### Aim
Find the word "автомобиль" in the listing; pull out each line holding it.

### Data section
-.-.-

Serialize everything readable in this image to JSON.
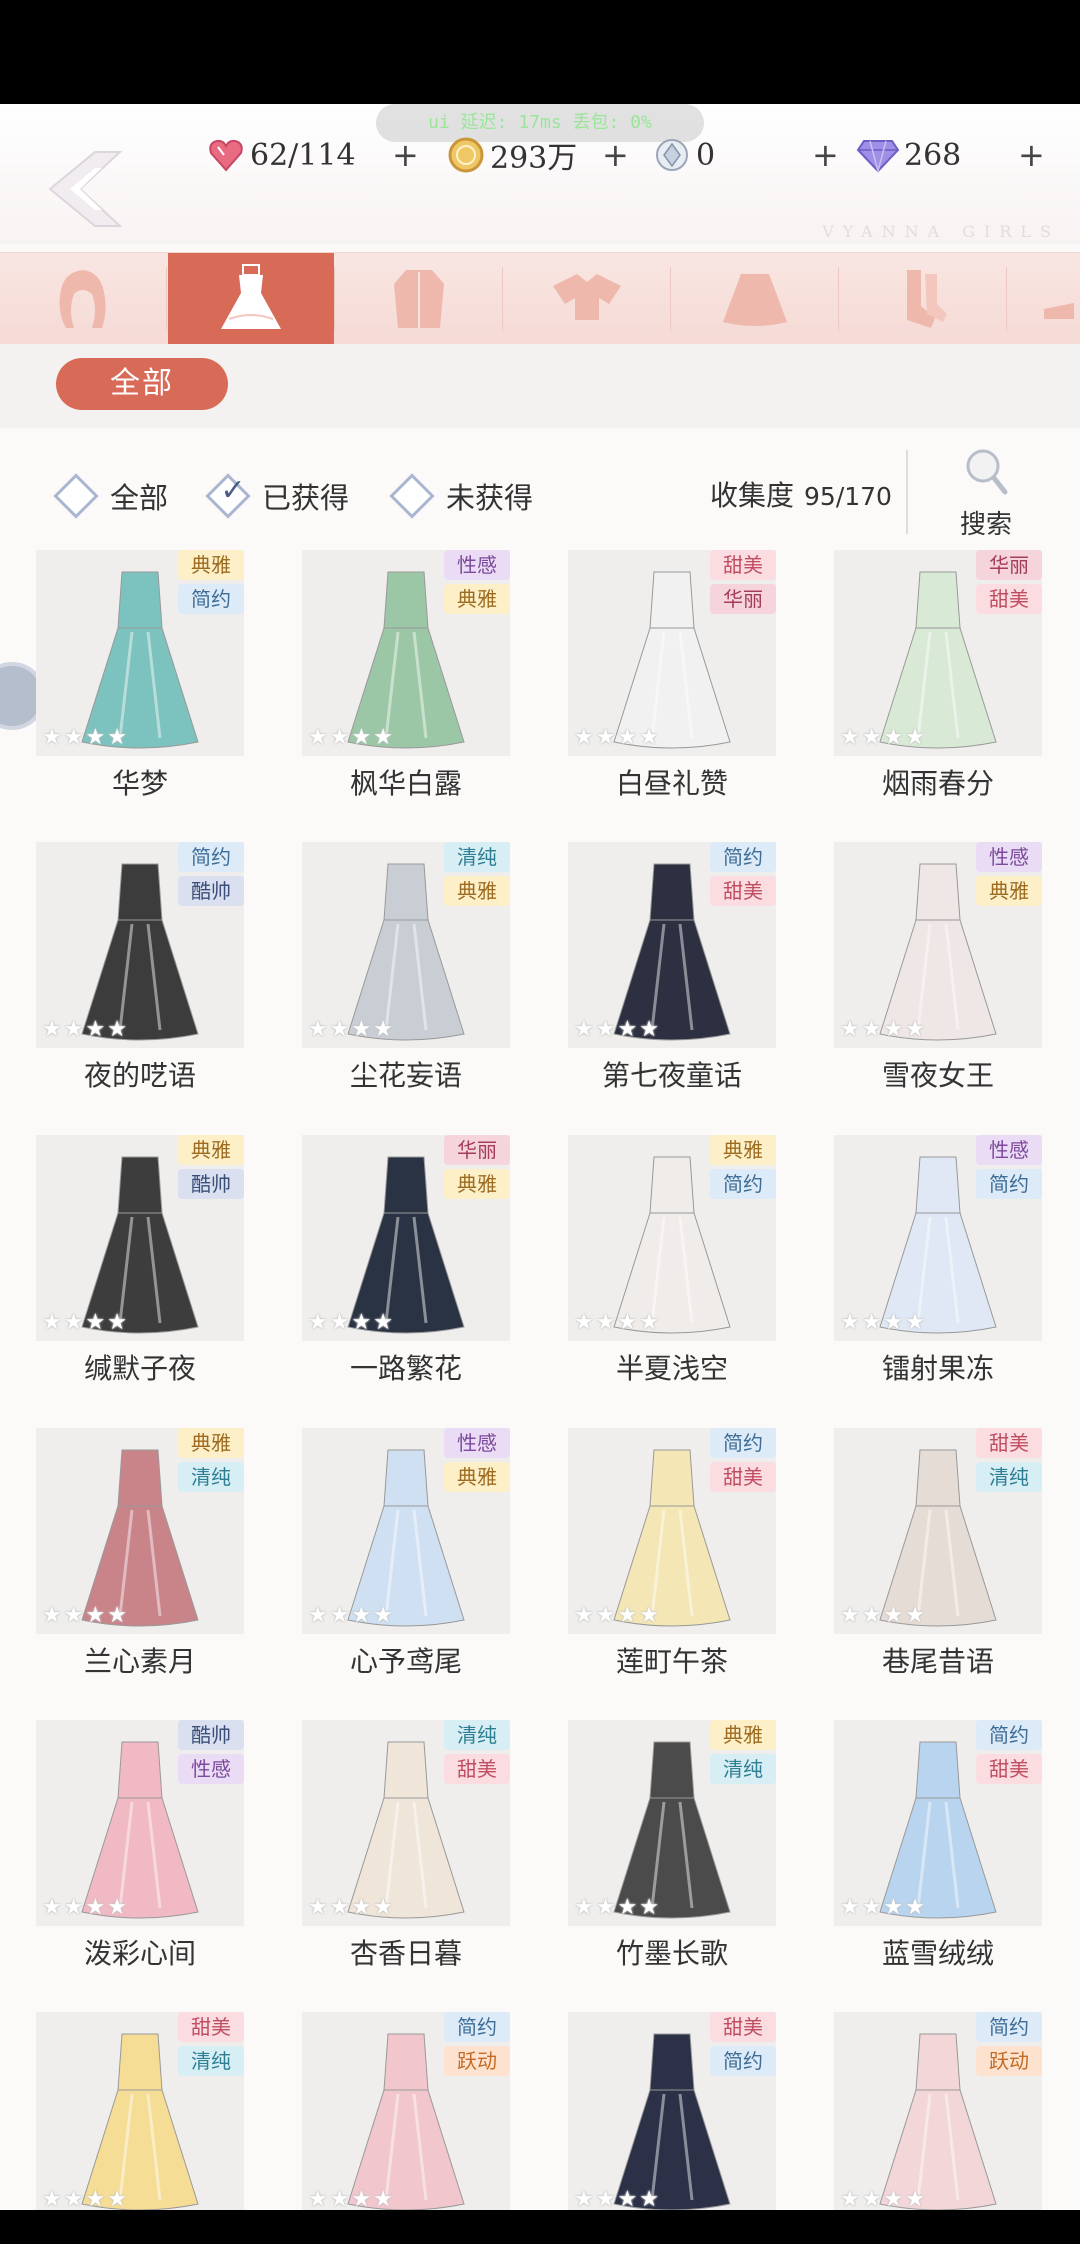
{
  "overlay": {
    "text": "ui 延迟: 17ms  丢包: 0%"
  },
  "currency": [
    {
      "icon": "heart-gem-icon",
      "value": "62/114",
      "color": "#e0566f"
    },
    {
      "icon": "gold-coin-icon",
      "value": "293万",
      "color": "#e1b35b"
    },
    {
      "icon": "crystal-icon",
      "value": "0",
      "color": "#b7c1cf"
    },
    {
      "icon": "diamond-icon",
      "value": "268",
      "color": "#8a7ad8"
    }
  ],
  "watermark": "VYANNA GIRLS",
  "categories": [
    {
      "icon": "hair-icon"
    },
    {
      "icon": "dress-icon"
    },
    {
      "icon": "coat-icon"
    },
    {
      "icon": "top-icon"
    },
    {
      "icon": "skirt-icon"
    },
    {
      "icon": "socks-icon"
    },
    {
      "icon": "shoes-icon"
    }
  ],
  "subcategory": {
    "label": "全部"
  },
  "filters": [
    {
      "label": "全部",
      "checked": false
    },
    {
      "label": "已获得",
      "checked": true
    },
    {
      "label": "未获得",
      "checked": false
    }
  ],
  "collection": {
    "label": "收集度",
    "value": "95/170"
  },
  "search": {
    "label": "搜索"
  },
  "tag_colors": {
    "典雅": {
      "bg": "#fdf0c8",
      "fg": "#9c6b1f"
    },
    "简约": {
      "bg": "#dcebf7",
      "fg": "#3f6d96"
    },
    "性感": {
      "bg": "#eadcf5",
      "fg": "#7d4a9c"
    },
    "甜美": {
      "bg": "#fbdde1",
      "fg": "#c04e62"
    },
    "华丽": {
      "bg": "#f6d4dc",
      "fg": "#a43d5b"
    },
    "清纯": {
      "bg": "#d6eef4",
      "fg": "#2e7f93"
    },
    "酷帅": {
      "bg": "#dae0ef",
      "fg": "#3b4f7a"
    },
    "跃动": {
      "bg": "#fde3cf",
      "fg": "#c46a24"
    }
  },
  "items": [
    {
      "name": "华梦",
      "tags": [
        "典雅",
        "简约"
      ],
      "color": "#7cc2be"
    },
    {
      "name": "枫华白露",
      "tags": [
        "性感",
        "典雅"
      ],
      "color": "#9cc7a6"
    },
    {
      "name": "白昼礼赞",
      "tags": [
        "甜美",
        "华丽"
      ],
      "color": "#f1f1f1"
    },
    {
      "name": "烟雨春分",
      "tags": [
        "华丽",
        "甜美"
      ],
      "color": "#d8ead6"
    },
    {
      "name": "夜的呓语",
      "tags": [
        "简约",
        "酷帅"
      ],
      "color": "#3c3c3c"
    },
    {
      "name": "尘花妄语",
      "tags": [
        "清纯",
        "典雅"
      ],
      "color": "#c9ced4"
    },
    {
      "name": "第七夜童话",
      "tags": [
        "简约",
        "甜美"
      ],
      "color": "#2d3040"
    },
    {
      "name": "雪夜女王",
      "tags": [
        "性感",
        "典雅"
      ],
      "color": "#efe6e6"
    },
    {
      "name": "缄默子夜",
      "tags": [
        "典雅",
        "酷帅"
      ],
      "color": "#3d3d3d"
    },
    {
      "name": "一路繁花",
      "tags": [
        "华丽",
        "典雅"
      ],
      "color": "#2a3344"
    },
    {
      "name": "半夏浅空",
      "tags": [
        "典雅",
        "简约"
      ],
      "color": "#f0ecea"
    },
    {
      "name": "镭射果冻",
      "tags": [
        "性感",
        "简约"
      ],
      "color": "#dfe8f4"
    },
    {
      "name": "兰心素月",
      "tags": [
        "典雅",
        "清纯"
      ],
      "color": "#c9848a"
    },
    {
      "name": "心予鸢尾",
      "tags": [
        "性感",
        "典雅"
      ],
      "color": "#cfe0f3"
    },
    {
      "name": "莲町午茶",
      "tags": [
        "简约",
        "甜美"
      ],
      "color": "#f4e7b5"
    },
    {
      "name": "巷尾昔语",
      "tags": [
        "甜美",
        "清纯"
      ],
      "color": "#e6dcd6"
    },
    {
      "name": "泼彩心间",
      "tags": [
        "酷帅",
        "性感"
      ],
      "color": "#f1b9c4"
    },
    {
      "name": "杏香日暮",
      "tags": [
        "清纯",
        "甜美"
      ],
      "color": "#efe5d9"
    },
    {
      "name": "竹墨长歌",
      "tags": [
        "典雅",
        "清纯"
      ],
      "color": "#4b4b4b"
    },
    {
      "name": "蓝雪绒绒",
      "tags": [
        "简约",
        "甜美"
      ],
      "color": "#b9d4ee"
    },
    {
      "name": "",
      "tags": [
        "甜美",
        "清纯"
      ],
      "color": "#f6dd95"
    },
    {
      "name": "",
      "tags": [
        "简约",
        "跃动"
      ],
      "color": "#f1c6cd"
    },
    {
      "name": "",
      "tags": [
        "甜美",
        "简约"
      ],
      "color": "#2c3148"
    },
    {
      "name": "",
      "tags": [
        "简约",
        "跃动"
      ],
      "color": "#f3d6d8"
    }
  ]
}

-.-.-

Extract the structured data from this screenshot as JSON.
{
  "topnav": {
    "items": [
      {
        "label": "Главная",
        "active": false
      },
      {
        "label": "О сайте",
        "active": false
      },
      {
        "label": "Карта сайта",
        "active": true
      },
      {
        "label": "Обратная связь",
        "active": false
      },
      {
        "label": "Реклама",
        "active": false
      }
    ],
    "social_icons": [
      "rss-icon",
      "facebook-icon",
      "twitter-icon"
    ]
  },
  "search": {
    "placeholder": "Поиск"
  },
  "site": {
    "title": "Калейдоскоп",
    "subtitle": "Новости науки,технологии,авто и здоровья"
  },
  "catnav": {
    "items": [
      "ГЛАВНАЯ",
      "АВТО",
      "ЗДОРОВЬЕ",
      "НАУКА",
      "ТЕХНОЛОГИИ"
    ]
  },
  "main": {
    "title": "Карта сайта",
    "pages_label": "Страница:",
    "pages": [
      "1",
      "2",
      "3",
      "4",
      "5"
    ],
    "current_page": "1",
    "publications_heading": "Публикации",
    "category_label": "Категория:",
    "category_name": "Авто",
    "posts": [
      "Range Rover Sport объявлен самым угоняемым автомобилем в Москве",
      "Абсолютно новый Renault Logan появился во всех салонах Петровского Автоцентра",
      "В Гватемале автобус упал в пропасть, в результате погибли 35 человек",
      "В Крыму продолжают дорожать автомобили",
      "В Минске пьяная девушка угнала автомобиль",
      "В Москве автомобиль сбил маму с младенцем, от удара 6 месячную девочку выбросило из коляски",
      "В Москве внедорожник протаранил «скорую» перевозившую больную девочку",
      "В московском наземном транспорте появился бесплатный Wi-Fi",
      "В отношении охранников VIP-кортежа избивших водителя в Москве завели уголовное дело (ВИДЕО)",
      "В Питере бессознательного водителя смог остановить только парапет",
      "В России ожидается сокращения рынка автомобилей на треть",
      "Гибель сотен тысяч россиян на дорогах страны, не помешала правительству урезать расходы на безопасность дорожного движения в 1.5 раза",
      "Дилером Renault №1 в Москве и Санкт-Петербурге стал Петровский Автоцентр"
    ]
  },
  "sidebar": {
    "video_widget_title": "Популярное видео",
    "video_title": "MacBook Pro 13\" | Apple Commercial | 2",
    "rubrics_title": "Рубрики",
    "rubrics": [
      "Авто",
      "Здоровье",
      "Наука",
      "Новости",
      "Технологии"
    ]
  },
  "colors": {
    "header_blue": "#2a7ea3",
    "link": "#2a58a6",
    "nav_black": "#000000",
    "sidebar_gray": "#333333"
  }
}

-.-.-

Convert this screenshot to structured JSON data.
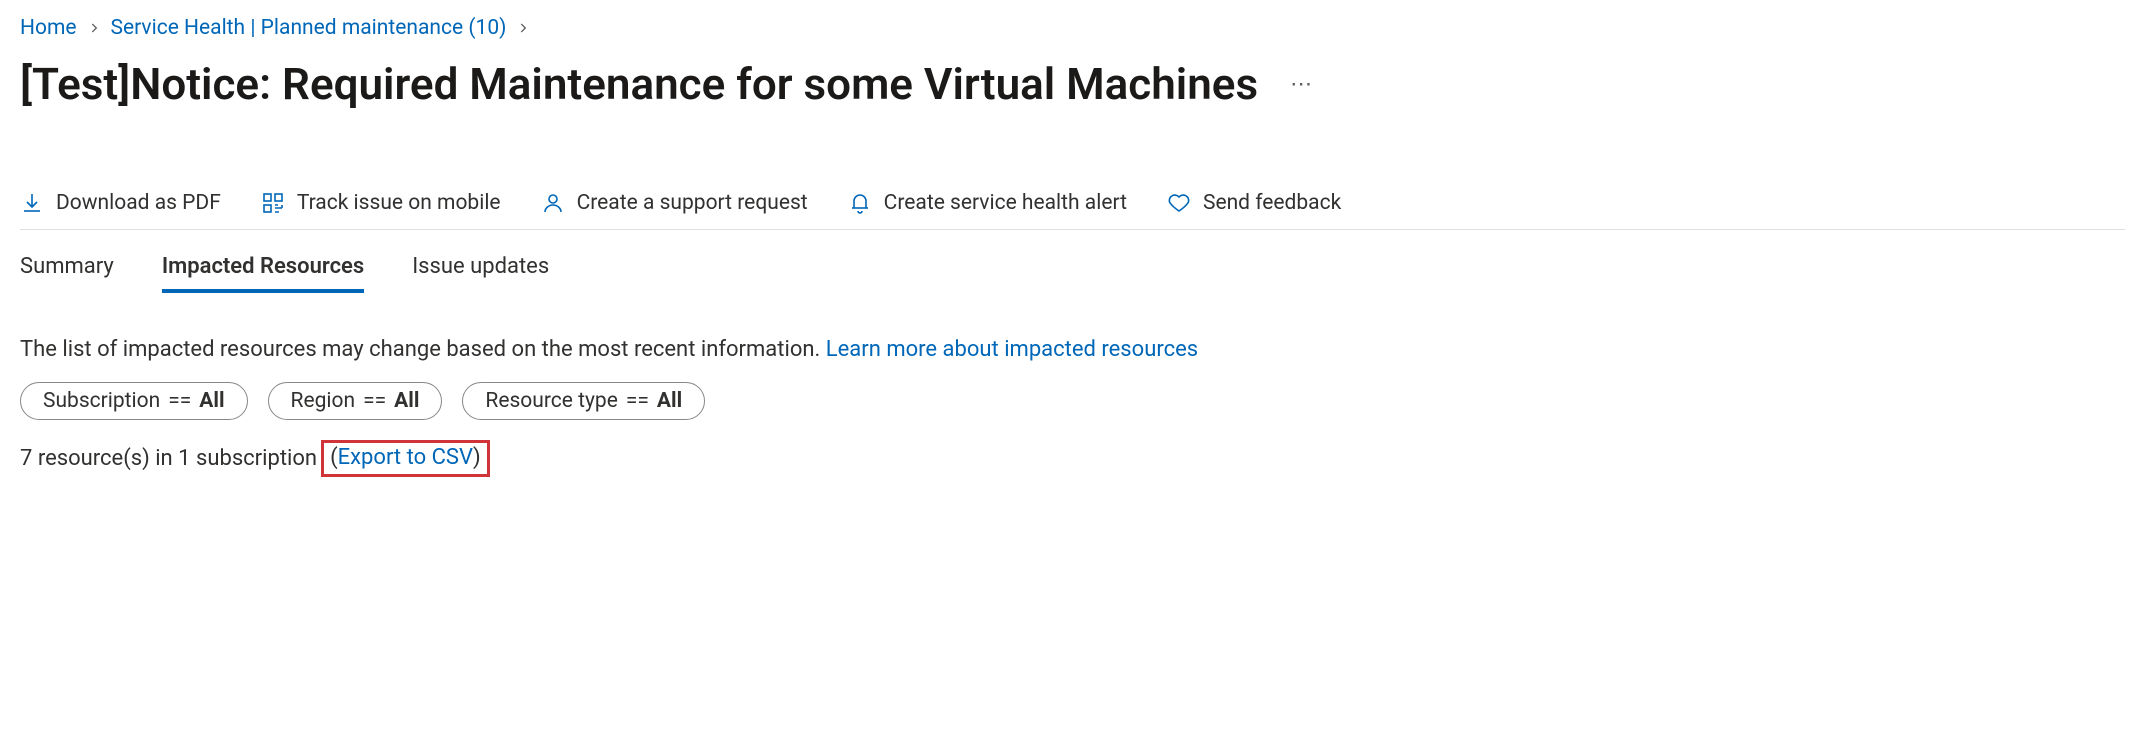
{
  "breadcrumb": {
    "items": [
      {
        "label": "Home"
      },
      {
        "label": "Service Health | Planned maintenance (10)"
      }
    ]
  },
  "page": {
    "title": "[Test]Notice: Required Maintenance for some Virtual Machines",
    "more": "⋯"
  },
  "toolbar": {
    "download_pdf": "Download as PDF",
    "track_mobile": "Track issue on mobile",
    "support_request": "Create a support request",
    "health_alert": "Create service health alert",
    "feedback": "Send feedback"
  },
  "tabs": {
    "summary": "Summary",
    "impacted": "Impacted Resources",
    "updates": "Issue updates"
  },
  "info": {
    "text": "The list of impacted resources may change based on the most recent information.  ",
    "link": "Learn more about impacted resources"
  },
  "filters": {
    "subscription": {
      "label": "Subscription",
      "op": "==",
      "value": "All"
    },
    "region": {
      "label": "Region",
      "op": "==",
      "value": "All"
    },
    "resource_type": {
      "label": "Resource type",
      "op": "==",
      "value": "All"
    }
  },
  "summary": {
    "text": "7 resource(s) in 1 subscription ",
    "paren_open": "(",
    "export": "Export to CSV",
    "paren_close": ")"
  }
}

-.-.-

### Output of the exercise
      "В Минске пьяная девушка угнала автомобиль",
      "В Москве автомобиль сбил маму с младенцем, от удара 6 месячную девочку выбросило из коляски",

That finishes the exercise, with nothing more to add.